◆ Data supplied

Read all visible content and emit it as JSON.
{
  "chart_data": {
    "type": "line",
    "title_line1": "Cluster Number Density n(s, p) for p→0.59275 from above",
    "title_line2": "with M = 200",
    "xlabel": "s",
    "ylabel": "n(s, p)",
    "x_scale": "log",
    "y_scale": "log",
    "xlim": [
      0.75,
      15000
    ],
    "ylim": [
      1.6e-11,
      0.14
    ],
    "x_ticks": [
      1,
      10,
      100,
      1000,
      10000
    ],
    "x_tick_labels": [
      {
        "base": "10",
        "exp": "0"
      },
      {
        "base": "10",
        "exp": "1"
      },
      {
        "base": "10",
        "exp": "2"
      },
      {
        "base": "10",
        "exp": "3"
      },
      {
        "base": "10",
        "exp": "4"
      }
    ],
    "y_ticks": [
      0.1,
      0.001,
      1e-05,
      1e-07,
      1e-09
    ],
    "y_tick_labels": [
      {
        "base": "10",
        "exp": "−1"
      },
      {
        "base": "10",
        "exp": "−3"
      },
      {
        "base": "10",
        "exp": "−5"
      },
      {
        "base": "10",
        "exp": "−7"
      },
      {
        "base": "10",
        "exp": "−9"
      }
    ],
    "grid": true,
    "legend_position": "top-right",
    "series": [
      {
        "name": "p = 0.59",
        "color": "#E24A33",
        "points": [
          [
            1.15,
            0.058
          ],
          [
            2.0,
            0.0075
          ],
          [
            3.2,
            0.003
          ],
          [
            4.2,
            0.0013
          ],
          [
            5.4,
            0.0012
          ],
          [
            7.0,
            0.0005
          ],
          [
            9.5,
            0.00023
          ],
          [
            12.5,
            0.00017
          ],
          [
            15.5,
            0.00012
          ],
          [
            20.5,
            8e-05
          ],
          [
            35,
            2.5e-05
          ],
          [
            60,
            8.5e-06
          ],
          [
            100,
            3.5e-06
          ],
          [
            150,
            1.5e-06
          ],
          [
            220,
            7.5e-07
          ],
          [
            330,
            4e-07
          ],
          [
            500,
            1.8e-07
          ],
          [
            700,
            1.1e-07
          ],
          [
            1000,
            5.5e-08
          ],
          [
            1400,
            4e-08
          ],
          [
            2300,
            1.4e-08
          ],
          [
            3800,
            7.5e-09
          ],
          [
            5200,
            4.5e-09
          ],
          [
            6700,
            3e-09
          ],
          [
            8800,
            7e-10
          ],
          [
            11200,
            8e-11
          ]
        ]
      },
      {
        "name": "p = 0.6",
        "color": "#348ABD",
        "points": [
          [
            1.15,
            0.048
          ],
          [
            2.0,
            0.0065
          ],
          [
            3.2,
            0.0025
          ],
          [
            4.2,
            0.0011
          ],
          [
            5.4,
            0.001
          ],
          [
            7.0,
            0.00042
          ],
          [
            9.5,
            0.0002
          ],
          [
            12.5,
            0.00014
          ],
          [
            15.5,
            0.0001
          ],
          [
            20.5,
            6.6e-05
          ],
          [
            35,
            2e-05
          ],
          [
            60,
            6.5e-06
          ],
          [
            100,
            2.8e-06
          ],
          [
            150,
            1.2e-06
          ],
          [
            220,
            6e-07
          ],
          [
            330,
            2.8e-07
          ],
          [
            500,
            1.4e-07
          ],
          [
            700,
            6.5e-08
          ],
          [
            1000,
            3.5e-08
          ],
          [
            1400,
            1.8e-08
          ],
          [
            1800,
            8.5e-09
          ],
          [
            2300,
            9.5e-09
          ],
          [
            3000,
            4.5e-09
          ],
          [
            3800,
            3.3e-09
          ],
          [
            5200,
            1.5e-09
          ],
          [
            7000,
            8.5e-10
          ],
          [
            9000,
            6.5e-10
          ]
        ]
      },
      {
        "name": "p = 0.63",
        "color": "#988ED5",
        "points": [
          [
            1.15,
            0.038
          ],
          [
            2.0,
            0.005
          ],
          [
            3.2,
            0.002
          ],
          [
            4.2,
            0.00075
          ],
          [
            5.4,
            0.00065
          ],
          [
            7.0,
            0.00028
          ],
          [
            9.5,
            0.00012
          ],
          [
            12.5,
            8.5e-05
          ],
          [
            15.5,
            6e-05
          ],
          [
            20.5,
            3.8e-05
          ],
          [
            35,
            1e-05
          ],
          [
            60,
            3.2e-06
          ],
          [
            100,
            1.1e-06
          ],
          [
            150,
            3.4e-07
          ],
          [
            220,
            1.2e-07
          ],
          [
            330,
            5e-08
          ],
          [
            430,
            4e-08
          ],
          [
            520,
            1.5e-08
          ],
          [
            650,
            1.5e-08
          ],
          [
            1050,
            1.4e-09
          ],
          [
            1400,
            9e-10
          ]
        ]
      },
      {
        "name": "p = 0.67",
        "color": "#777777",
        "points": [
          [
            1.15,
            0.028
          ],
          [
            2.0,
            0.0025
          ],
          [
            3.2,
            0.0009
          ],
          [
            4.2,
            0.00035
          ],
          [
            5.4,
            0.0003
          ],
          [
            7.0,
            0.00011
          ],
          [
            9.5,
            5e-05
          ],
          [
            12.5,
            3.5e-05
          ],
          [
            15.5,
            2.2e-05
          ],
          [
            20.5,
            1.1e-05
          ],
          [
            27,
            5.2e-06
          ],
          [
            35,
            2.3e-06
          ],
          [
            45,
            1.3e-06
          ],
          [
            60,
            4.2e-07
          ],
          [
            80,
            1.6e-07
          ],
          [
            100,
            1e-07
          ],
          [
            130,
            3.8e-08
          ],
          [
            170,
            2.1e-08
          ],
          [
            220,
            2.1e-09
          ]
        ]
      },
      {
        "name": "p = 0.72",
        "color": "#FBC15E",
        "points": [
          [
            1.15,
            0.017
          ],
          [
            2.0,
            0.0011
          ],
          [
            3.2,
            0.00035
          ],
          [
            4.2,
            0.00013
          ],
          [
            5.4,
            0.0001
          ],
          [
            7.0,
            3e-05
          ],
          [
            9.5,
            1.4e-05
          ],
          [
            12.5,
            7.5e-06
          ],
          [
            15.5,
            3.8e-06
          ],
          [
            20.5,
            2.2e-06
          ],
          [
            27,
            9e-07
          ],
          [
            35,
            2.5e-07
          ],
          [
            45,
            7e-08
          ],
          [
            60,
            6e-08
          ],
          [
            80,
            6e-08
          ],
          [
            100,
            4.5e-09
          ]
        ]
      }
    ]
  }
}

---

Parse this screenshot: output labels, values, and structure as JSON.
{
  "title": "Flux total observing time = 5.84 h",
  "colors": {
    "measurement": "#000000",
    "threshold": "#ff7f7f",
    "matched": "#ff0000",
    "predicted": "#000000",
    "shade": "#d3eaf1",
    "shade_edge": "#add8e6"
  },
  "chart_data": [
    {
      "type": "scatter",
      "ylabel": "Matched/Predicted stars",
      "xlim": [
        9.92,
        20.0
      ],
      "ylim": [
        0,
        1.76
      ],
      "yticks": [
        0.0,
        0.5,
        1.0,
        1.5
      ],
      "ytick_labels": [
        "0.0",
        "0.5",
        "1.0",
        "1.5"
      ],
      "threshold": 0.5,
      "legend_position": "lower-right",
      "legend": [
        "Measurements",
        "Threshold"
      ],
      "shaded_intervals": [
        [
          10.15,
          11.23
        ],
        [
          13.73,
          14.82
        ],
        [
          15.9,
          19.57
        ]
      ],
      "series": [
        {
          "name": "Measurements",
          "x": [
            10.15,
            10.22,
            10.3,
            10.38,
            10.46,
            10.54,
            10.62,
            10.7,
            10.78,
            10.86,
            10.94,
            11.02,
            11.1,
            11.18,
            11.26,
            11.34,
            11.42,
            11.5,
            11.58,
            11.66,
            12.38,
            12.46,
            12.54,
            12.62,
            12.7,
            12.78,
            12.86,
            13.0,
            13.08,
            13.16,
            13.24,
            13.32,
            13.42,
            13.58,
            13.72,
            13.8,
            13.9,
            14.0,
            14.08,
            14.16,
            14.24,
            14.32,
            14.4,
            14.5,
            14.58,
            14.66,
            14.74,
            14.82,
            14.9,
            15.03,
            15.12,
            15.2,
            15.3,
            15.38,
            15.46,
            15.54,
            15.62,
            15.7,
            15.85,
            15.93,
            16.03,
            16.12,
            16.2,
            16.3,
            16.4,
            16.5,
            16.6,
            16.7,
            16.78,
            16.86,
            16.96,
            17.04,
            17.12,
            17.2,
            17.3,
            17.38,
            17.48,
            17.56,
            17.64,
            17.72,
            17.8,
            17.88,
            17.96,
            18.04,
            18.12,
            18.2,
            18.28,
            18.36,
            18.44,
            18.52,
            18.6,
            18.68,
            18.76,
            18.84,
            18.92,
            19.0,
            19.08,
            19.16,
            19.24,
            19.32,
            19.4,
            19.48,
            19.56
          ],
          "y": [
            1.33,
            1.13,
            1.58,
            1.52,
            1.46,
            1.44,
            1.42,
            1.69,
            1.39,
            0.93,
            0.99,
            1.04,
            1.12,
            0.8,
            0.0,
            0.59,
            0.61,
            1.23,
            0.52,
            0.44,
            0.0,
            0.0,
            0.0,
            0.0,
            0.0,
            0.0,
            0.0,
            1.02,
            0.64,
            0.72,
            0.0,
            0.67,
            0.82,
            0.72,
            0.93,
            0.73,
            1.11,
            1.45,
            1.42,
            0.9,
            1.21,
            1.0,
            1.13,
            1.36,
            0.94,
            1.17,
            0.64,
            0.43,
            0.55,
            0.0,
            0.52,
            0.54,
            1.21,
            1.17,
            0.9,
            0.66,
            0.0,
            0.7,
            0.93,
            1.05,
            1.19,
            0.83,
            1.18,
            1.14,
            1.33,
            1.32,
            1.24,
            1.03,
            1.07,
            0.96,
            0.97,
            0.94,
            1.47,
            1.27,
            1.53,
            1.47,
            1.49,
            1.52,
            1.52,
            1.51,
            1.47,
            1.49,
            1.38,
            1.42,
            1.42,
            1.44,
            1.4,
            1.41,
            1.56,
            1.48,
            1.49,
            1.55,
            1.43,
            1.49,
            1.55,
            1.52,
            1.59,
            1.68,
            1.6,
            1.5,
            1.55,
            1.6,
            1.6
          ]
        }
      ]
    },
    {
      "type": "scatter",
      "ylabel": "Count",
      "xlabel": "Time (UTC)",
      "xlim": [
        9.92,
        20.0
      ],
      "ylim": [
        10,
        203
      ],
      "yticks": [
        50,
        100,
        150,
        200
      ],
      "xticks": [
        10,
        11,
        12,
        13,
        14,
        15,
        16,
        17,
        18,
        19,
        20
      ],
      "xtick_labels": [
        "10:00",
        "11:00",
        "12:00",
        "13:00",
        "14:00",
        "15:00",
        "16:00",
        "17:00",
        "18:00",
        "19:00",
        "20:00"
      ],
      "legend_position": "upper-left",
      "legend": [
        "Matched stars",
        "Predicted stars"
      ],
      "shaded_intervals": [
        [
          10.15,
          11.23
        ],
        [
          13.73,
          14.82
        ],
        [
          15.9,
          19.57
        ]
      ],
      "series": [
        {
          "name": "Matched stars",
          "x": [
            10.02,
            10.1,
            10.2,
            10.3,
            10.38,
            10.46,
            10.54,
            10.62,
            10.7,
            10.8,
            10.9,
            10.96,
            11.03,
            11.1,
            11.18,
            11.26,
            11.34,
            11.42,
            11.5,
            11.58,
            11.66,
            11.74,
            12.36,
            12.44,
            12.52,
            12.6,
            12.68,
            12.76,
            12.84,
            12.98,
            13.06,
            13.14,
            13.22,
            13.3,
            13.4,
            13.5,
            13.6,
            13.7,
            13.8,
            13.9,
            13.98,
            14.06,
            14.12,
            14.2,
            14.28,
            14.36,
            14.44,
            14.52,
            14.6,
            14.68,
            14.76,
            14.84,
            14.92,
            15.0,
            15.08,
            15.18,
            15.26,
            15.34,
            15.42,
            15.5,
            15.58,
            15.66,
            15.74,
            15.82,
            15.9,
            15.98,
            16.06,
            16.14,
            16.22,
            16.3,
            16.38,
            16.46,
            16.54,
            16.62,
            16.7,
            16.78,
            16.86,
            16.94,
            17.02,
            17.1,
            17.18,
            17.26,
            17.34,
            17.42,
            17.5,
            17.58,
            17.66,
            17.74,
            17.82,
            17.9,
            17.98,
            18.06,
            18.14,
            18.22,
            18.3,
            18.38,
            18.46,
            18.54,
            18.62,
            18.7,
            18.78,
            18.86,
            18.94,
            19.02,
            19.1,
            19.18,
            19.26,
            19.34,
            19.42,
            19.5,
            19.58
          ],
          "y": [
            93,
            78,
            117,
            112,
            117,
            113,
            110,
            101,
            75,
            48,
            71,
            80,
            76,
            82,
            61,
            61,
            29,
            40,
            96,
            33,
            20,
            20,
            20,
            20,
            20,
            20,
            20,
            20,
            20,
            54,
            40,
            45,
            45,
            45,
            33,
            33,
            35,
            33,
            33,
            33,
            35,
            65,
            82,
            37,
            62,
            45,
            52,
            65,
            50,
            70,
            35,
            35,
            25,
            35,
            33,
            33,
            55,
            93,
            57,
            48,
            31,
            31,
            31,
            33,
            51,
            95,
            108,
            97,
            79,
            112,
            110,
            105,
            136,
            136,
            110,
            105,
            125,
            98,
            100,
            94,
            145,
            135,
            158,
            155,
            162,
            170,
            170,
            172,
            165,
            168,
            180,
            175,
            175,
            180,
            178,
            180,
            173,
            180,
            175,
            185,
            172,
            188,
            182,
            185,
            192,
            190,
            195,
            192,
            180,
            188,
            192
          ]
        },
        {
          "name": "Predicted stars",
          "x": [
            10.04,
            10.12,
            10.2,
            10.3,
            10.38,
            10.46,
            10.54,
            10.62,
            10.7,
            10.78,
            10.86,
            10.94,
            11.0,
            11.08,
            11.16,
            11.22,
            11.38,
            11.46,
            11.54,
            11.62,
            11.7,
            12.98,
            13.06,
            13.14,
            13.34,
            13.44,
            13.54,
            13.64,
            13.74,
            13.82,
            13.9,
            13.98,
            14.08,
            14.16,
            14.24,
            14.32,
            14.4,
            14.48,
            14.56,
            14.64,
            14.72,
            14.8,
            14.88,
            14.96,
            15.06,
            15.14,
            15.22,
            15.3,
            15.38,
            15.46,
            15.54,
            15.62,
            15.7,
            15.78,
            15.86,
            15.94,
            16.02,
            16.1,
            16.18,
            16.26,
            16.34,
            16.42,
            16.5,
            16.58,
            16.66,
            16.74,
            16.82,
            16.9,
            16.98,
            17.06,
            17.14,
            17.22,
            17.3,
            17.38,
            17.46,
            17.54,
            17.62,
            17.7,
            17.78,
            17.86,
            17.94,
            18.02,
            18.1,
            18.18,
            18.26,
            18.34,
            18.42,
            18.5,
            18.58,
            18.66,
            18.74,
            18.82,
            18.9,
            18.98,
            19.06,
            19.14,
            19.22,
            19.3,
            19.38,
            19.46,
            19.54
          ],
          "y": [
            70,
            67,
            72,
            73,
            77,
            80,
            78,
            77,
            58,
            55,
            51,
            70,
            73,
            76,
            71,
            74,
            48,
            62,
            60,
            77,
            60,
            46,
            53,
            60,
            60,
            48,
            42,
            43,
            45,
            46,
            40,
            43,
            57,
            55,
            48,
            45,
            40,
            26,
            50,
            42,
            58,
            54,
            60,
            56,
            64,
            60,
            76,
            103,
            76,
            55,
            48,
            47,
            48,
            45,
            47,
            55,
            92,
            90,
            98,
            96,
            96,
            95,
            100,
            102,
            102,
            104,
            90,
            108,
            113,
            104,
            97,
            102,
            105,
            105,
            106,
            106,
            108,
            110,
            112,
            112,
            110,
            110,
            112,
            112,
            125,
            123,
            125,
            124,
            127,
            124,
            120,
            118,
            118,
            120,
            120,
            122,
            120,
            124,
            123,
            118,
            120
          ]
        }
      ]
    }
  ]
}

--

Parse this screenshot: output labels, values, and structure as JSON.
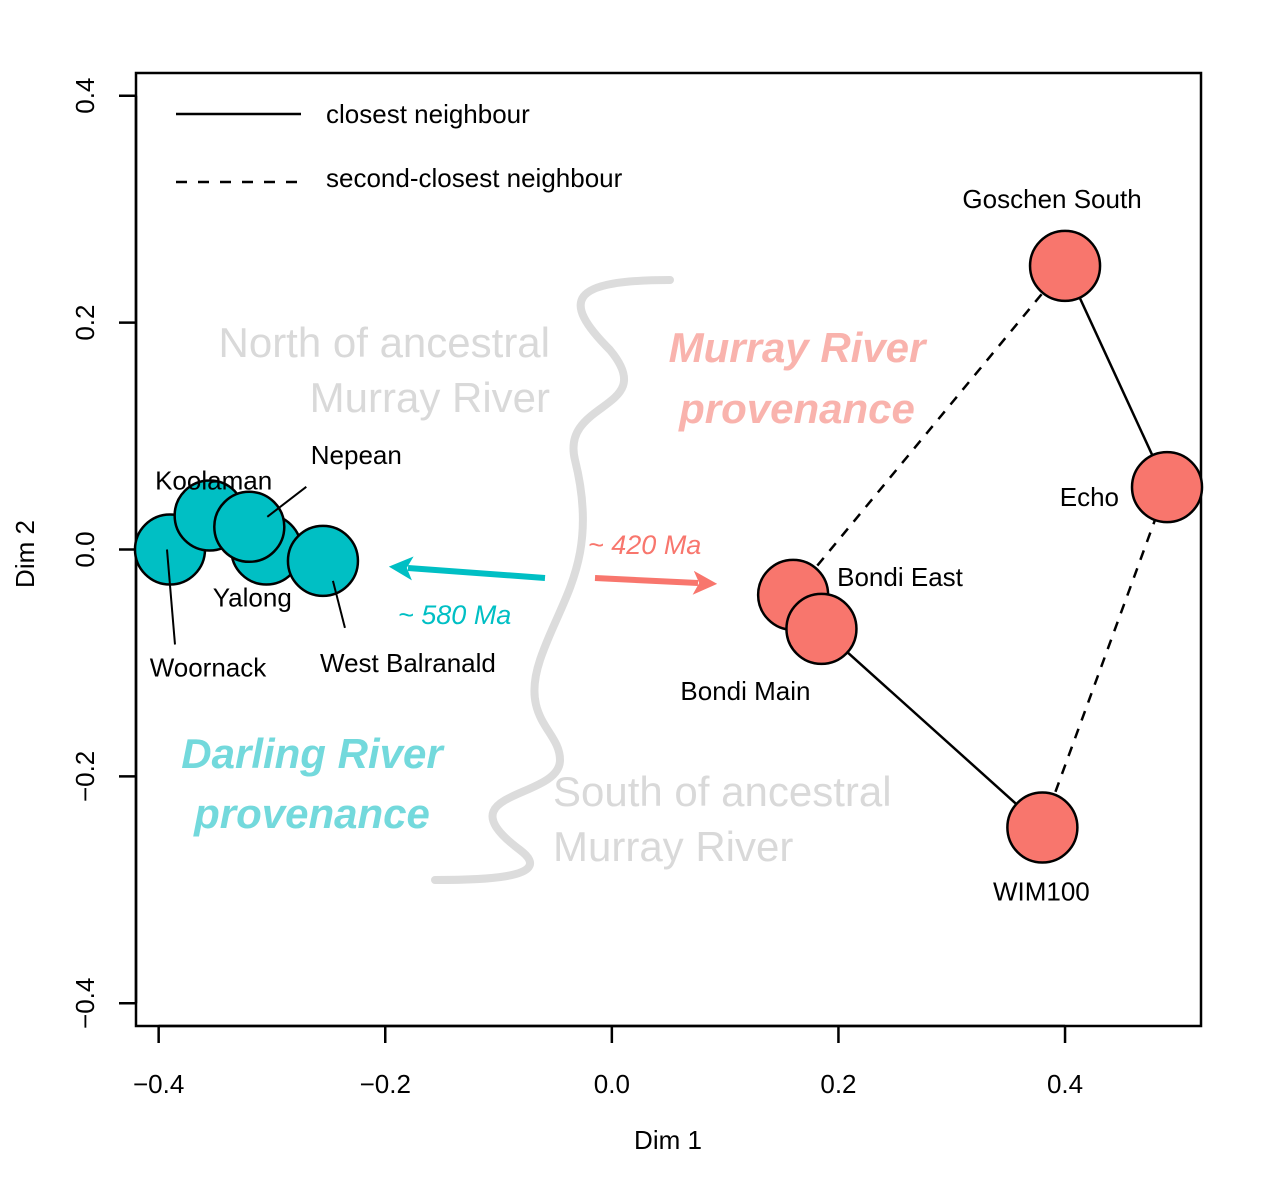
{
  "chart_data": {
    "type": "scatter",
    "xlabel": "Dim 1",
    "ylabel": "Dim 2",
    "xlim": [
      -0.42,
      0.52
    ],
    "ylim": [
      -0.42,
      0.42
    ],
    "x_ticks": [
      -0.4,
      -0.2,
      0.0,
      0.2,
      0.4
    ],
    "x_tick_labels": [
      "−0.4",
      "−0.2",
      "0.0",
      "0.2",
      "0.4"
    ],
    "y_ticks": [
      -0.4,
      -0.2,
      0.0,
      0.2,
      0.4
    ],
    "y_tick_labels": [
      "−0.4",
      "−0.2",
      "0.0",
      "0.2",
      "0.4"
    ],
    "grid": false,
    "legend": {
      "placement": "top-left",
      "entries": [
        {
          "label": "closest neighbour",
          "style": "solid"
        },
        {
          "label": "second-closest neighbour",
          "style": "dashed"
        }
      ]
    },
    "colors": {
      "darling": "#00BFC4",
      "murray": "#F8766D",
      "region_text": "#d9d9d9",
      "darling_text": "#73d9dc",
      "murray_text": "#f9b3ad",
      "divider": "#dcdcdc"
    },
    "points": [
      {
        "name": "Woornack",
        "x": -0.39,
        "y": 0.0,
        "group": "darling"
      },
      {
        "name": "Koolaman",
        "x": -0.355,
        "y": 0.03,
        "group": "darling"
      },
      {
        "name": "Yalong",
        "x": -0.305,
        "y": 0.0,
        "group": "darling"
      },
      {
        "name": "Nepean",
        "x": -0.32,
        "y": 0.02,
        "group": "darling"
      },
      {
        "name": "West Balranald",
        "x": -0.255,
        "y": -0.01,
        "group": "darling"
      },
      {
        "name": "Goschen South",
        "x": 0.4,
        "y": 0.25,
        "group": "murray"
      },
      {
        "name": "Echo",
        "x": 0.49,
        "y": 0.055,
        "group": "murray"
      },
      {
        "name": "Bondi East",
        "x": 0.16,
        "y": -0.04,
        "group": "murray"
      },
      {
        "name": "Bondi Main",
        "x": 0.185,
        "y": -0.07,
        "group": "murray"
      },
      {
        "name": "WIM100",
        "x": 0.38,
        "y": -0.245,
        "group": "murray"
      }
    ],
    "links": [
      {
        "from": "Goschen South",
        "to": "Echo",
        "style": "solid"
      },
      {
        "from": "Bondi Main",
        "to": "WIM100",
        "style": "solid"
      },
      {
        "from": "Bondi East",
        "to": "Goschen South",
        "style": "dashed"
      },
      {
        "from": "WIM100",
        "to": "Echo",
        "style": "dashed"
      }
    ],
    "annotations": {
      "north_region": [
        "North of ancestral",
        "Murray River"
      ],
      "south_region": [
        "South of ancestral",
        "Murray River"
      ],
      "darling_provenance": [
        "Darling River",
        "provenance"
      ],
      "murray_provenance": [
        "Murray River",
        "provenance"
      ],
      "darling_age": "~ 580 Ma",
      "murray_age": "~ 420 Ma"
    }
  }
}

◆ Exercise requirements
Only the count is needed: the number of lines in the data that include the word "neighbour".

◆ Problem solution
2